Stored entries:
****************************************
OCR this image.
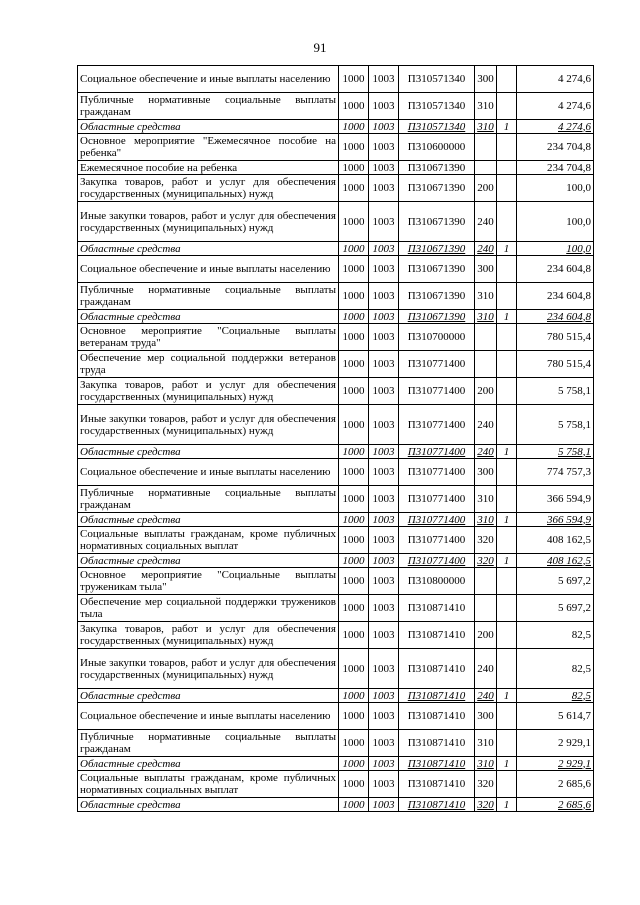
91
Социальное обеспечение и иные выплаты населению	1000	1003	П310571340	300		4 274,6
Публичные нормативные социальные выплаты гражданам	1000	1003	П310571340	310		4 274,6
Областные средства	1000	1003	П310571340	310	1	4 274,6
Основное мероприятие "Ежемесячное пособие на ребенка"	1000	1003	П310600000			234 704,8
Ежемесячное пособие на ребенка	1000	1003	П310671390			234 704,8
Закупка товаров, работ и услуг для обеспечения государственных (муниципальных) нужд	1000	1003	П310671390	200		100,0
Иные закупки товаров, работ и услуг для обеспечения государственных (муниципальных) нужд	1000	1003	П310671390	240		100,0
Областные средства	1000	1003	П310671390	240	1	100,0
Социальное обеспечение и иные выплаты населению	1000	1003	П310671390	300		234 604,8
Публичные нормативные социальные выплаты гражданам	1000	1003	П310671390	310		234 604,8
Областные средства	1000	1003	П310671390	310	1	234 604,8
Основное мероприятие "Социальные выплаты ветеранам труда"	1000	1003	П310700000			780 515,4
Обеспечение мер социальной поддержки ветеранов труда	1000	1003	П310771400			780 515,4
Закупка товаров, работ и услуг для обеспечения государственных (муниципальных) нужд	1000	1003	П310771400	200		5 758,1
Иные закупки товаров, работ и услуг для обеспечения государственных (муниципальных) нужд	1000	1003	П310771400	240		5 758,1
Областные средства	1000	1003	П310771400	240	1	5 758,1
Социальное обеспечение и иные выплаты населению	1000	1003	П310771400	300		774 757,3
Публичные нормативные социальные выплаты гражданам	1000	1003	П310771400	310		366 594,9
Областные средства	1000	1003	П310771400	310	1	366 594,9
Социальные выплаты гражданам, кроме публичных нормативных социальных выплат	1000	1003	П310771400	320		408 162,5
Областные средства	1000	1003	П310771400	320	1	408 162,5
Основное мероприятие "Социальные выплаты труженикам тыла"	1000	1003	П310800000			5 697,2
Обеспечение мер социальной поддержки тружеников тыла	1000	1003	П310871410			5 697,2
Закупка товаров, работ и услуг для обеспечения государственных (муниципальных) нужд	1000	1003	П310871410	200		82,5
Иные закупки товаров, работ и услуг для обеспечения государственных (муниципальных) нужд	1000	1003	П310871410	240		82,5
Областные средства	1000	1003	П310871410	240	1	82,5
Социальное обеспечение и иные выплаты населению	1000	1003	П310871410	300		5 614,7
Публичные нормативные социальные выплаты гражданам	1000	1003	П310871410	310		2 929,1
Областные средства	1000	1003	П310871410	310	1	2 929,1
Социальные выплаты гражданам, кроме публичных нормативных социальных выплат	1000	1003	П310871410	320		2 685,6
Областные средства	1000	1003	П310871410	320	1	2 685,6
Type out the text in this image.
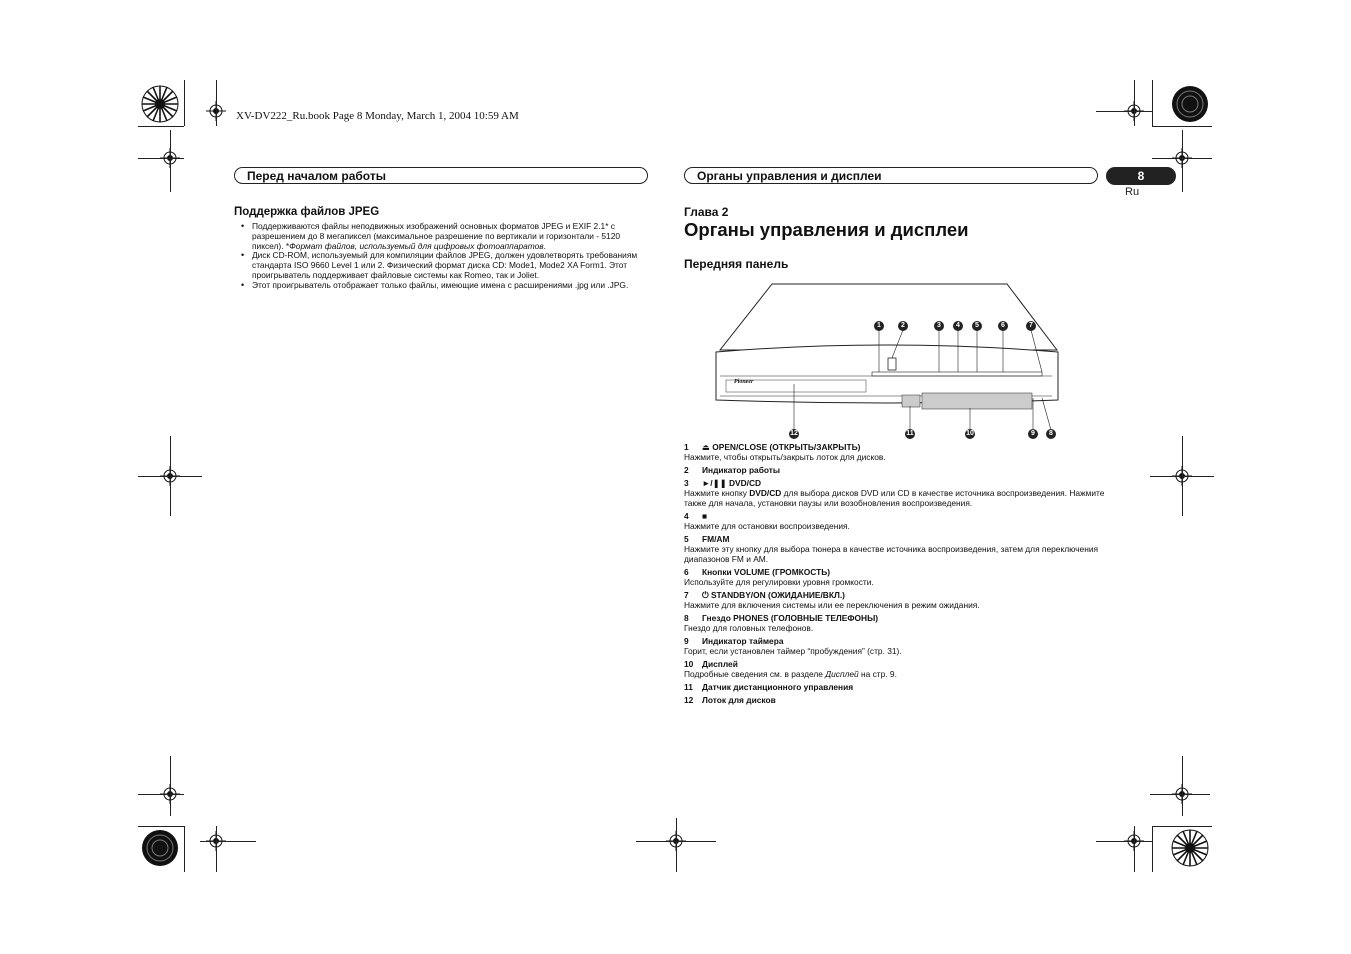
XV-DV222_Ru.book Page 8 Monday, March 1, 2004 10:59 AM
Перед началом работы	Органы управления и дисплеи	8
Ru
Поддержка файлов JPEG
• Поддерживаются файлы неподвижных изображений основных форматов JPEG и EXIF 2.1* с разрешением до 8 мегапиксел (максимальное разрешение по вертикали и горизонтали - 5120 пиксел). *Формат файлов, используемый для цифровых фотоаппаратов.
• Диск CD-ROM, используемый для компиляции файлов JPEG, должен удовлетворять требованиям стандарта ISO 9660 Level 1 или 2. Физический формат диска CD: Mode1, Mode2 XA Form1. Этот проигрыватель поддерживает файловые системы как Romeo, так и Joliet.
• Этот проигрыватель отображает только файлы, имеющие имена с расширениями .jpg или .JPG.
Глава 2
Органы управления и дисплеи
Передняя панель
Pioneer
1	2	3	4	5	6	7
12	11	10	9	8
1 ⏏ OPEN/CLOSE (ОТКРЫТЬ/ЗАКРЫТЬ)
Нажмите, чтобы открыть/закрыть лоток для дисков.
2 Индикатор работы
3 ►/❚❚ DVD/CD
Нажмите кнопку DVD/CD для выбора дисков DVD или CD в качестве источника воспроизведения. Нажмите также для начала, установки паузы или возобновления воспроизведения.
4 ■
Нажмите для остановки воспроизведения.
5 FM/AM
Нажмите эту кнопку для выбора тюнера в качестве источника воспроизведения, затем для переключения диапазонов FM и AM.
6 Кнопки VOLUME (ГРОМКОСТЬ)
Используйте для регулировки уровня громкости.
7 ⏻ STANDBY/ON (ОЖИДАНИЕ/ВКЛ.)
Нажмите для включения системы или ее переключения в режим ожидания.
8 Гнездо PHONES (ГОЛОВНЫЕ ТЕЛЕФОНЫ)
Гнездо для головных телефонов.
9 Индикатор таймера
Горит, если установлен таймер “пробуждения” (стр. 31).
10 Дисплей
Подробные сведения см. в разделе Дисплей на стр. 9.
11 Датчик дистанционного управления
12 Лоток для дисков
****************************************
▸ Stated exercise: Copy each line above that contains the string "публичных".

▸ Result of the exercise:
Социальные выплаты гражданам, кроме публичных нормативных социальных выплат	1000	1003	П310771400	320		408 162,5
Социальные выплаты гражданам, кроме публичных нормативных социальных выплат	1000	1003	П310871410	320		2 685,6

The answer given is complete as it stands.